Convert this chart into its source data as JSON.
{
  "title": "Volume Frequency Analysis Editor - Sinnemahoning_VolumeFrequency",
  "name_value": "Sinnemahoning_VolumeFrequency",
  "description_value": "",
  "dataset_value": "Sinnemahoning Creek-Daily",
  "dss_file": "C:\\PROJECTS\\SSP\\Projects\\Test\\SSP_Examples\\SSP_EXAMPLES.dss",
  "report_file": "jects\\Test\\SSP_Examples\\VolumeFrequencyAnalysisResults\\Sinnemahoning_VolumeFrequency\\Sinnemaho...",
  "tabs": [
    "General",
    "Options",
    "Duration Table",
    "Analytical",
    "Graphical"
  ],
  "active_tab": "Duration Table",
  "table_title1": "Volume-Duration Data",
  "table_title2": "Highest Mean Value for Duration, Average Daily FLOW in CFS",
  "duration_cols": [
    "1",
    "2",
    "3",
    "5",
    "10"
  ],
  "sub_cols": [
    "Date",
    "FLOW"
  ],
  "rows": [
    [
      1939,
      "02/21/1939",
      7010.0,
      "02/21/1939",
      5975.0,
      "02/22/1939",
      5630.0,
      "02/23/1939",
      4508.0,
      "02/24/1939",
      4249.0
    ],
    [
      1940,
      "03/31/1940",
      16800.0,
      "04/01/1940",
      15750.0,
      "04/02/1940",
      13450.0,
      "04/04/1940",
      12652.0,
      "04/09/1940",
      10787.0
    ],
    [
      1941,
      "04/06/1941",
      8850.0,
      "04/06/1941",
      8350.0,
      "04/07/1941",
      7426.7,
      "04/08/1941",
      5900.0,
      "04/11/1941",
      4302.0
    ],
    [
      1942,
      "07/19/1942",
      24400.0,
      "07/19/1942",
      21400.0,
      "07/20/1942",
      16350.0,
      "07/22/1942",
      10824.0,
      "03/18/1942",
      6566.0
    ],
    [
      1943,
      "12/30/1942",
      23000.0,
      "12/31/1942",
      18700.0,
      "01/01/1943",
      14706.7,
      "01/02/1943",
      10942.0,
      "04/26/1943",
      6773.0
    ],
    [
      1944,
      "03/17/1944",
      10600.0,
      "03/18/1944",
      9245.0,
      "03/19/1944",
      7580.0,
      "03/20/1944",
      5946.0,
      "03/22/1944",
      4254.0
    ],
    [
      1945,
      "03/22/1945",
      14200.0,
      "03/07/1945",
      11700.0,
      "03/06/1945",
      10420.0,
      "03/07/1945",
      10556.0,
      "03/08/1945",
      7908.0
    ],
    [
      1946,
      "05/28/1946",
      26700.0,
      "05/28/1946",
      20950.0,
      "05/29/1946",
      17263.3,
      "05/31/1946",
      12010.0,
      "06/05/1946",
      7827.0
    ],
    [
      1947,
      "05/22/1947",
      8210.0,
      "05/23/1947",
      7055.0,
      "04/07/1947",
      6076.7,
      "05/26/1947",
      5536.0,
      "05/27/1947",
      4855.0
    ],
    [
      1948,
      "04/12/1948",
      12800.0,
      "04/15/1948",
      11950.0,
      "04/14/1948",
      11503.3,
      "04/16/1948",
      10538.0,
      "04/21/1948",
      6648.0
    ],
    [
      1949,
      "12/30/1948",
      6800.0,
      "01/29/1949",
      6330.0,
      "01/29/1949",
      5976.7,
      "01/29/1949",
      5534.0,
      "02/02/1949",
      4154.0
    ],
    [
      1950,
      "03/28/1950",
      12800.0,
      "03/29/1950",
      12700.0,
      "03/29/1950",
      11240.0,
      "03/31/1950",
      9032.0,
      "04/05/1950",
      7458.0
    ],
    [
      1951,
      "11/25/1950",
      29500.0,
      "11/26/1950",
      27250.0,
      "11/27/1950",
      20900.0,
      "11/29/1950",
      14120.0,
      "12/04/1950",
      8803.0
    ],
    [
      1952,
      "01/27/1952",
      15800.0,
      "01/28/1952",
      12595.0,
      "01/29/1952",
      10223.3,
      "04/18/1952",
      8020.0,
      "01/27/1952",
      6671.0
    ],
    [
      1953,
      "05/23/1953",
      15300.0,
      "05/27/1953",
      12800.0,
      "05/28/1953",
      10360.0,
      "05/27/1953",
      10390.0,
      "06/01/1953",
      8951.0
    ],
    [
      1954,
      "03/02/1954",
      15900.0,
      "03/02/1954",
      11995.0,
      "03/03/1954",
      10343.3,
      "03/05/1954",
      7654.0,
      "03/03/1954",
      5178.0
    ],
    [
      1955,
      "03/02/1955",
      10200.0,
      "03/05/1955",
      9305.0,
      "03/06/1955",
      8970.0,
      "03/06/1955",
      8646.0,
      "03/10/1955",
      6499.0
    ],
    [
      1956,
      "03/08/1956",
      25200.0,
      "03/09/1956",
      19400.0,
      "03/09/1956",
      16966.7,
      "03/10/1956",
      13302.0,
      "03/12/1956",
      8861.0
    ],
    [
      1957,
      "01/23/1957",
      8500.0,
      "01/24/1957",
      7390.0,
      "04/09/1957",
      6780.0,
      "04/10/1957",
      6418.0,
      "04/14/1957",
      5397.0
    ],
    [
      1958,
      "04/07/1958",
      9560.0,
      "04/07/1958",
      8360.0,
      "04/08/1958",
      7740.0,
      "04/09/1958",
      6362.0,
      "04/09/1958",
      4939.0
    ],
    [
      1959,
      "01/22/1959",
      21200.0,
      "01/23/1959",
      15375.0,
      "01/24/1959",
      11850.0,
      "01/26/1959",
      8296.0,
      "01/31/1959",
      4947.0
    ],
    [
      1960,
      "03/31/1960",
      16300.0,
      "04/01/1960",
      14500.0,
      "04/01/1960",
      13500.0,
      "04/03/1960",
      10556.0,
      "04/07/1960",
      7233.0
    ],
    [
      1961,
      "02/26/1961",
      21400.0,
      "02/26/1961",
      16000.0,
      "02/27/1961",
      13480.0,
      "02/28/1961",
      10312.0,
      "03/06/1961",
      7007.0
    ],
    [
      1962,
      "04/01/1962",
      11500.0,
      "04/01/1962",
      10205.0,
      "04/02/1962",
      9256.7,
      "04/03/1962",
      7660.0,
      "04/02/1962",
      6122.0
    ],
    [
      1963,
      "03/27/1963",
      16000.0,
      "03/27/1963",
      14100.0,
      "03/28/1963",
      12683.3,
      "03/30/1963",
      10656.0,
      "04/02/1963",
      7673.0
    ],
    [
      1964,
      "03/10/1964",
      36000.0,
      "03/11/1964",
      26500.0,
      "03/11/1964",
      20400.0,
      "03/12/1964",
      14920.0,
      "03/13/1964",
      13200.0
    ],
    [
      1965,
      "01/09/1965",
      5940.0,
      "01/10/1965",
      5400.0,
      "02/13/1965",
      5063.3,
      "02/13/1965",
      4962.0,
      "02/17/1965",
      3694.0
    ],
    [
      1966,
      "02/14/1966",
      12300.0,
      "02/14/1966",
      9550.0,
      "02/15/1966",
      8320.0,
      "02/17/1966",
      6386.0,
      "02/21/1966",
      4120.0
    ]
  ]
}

========================

:: Given problem ::
Determine how many lines of the records above contain the word "Test", and report only that number.

:: Solved problem ::
2